(Saved data entries)
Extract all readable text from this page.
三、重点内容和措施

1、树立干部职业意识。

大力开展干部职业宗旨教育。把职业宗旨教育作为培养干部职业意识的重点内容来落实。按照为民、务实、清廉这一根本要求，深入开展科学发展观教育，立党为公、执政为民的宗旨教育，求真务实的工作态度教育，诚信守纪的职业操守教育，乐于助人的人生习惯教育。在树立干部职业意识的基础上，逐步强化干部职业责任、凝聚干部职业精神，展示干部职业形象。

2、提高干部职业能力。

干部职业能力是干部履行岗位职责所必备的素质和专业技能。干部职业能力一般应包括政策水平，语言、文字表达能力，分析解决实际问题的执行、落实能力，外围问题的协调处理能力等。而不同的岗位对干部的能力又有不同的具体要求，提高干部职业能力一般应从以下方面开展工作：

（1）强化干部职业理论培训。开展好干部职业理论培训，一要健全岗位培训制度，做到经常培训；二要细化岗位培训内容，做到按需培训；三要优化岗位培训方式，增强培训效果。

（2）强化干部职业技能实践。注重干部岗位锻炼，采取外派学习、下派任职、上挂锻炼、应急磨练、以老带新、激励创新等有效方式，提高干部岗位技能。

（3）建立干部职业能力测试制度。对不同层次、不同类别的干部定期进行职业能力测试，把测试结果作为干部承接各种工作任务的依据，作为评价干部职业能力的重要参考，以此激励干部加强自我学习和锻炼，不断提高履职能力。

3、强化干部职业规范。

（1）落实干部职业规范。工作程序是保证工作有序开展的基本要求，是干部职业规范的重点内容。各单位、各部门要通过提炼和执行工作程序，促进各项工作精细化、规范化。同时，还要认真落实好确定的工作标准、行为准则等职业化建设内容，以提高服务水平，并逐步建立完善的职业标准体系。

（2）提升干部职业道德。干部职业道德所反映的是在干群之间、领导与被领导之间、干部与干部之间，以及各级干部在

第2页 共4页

## WRITTEN EXERCISE
Reproduce all of the data exactly as given.

## RESULT OF THE TASK
Extract all readable text from this page.
三、重点内容和措施

1、树立干部职业意识。

大力开展干部职业宗旨教育。把职业宗旨教育作为培养干部职业意识的重点内容来落实。按照为民、务实、清廉这一根本要求，深入开展科学发展观教育，立党为公、执政为民的宗旨教育，求真务实的工作态度教育，诚信守纪的职业操守教育，乐于助人的人生习惯教育。在树立干部职业意识的基础上，逐步强化干部职业责任、凝聚干部职业精神，展示干部职业形象。

2、提高干部职业能力。

干部职业能力是干部履行岗位职责所必备的素质和专业技能。干部职业能力一般应包括政策水平，语言、文字表达能力，分析解决实际问题的执行、落实能力，外围问题的协调处理能力等。而不同的岗位对干部的能力又有不同的具体要求，提高干部职业能力一般应从以下方面开展工作：

（1）强化干部职业理论培训。开展好干部职业理论培训，一要健全岗位培训制度，做到经常培训；二要细化岗位培训内容，做到按需培训；三要优化岗位培训方式，增强培训效果。

（2）强化干部职业技能实践。注重干部岗位锻炼，采取外派学习、下派任职、上挂锻炼、应急磨练、以老带新、激励创新等有效方式，提高干部岗位技能。

（3）建立干部职业能力测试制度。对不同层次、不同类别的干部定期进行职业能力测试，把测试结果作为干部承接各种工作任务的依据，作为评价干部职业能力的重要参考，以此激励干部加强自我学习和锻炼，不断提高履职能力。

3、强化干部职业规范。

（1）落实干部职业规范。工作程序是保证工作有序开展的基本要求，是干部职业规范的重点内容。各单位、各部门要通过提炼和执行工作程序，促进各项工作精细化、规范化。同时，还要认真落实好确定的工作标准、行为准则等职业化建设内容，以提高服务水平，并逐步建立完善的职业标准体系。

（2）提升干部职业道德。干部职业道德所反映的是在干群之间、领导与被领导之间、干部与干部之间，以及各级干部在

第2页 共4页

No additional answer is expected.